> TASK INSTRUCTIONS
Show each line that has the string "Sytuacja" in it.

> DATASET
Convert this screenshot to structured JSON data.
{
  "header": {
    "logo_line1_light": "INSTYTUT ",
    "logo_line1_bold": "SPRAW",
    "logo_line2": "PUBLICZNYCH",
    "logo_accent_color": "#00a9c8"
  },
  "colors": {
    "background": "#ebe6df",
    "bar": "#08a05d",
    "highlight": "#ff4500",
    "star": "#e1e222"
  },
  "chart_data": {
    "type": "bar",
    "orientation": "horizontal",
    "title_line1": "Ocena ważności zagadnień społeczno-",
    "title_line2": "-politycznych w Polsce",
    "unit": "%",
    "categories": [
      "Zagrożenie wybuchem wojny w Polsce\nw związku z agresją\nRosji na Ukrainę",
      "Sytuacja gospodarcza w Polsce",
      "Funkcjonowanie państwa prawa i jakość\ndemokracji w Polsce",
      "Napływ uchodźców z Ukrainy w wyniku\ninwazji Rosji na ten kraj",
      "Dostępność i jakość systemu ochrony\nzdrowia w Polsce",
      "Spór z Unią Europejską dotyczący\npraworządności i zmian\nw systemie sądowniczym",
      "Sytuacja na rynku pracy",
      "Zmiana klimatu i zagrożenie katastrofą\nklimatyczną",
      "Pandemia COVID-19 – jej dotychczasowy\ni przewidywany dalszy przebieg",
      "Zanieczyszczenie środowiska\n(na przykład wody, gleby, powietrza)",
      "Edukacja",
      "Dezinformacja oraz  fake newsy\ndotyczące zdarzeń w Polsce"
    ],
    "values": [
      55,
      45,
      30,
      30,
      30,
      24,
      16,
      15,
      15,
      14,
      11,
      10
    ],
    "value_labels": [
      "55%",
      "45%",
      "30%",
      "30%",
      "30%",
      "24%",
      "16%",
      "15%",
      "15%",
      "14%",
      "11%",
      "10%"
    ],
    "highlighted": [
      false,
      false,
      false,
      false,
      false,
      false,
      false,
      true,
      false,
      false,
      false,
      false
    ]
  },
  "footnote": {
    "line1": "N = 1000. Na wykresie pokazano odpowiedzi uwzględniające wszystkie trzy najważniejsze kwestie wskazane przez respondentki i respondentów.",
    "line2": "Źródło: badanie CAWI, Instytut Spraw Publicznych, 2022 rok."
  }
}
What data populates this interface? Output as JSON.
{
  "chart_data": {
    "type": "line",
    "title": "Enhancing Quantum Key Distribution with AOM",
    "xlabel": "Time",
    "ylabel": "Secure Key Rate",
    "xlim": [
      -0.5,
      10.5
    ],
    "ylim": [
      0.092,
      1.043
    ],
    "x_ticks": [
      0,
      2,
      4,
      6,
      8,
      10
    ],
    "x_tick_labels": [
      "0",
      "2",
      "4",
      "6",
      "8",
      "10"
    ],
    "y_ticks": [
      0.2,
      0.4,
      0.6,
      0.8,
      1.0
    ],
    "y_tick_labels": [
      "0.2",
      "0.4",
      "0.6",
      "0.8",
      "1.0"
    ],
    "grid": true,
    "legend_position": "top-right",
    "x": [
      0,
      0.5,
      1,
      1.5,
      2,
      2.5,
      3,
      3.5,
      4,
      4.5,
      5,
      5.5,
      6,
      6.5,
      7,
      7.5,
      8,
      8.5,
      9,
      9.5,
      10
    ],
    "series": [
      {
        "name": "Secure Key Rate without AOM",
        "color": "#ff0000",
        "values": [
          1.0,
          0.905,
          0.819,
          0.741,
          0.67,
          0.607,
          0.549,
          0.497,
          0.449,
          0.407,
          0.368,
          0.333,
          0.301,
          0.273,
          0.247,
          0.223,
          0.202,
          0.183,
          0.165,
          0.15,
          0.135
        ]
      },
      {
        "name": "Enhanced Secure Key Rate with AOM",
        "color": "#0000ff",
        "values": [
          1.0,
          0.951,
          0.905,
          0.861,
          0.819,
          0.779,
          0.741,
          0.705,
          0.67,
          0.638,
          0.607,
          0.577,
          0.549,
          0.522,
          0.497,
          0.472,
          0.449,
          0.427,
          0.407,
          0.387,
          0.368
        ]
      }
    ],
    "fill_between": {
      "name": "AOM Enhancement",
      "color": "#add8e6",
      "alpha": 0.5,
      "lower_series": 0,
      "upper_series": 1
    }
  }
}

> FINAL ANSWER
      "Sytuacja gospodarcza w Polsce",
      "Sytuacja na rynku pracy",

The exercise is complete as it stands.